Look below and pull out each line with the word "text".

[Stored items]

>> BEGIN

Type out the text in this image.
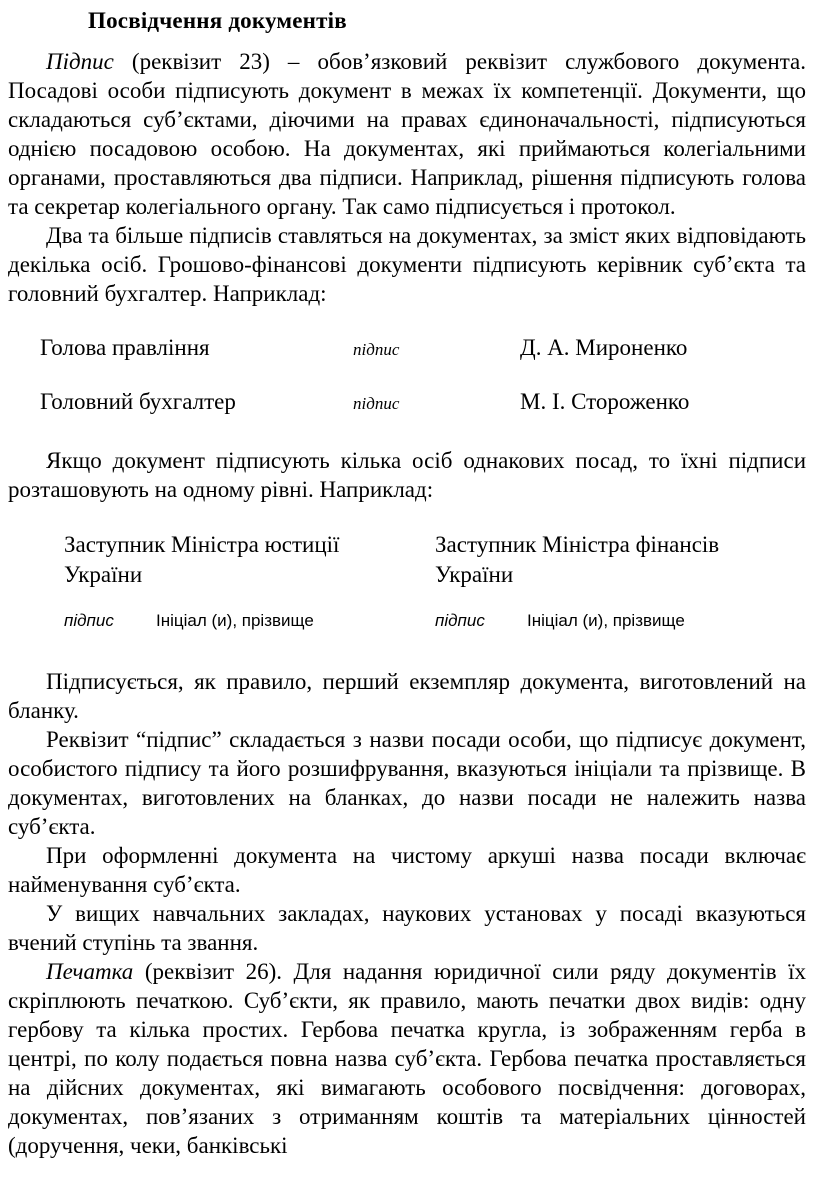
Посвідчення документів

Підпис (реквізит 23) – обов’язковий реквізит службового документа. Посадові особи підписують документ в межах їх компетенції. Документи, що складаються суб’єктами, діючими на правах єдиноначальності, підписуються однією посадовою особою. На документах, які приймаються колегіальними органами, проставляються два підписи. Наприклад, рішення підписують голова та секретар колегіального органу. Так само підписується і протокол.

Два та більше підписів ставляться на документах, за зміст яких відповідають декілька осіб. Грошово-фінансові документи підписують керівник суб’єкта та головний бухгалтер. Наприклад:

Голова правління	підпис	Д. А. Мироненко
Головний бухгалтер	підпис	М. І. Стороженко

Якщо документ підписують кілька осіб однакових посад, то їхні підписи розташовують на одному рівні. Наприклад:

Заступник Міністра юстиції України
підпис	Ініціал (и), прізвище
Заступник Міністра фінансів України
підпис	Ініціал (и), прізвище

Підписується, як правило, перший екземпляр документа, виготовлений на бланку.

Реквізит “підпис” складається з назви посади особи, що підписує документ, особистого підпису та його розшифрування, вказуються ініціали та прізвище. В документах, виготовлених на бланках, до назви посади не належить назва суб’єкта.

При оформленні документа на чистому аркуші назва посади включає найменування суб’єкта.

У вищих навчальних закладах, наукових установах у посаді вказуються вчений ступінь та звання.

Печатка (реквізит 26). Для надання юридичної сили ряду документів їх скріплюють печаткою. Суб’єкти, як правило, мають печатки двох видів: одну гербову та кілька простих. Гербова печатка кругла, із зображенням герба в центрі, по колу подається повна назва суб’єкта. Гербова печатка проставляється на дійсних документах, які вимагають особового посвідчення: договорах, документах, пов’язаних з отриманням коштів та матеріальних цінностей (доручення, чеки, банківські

>> END
>> BEGIN

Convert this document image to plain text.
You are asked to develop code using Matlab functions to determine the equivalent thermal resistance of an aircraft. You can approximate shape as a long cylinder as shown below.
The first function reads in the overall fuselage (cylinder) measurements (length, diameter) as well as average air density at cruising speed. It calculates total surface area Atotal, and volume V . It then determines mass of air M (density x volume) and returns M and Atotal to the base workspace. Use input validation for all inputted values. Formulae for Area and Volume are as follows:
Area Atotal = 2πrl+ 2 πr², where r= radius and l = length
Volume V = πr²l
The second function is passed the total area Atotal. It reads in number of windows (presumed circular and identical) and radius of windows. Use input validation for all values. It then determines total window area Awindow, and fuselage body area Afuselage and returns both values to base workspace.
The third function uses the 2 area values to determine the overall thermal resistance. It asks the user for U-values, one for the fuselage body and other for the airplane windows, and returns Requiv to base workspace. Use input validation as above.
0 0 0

>> END

- **Exercise answer**:
Type out the text in this image.
Convert this document image to plain text.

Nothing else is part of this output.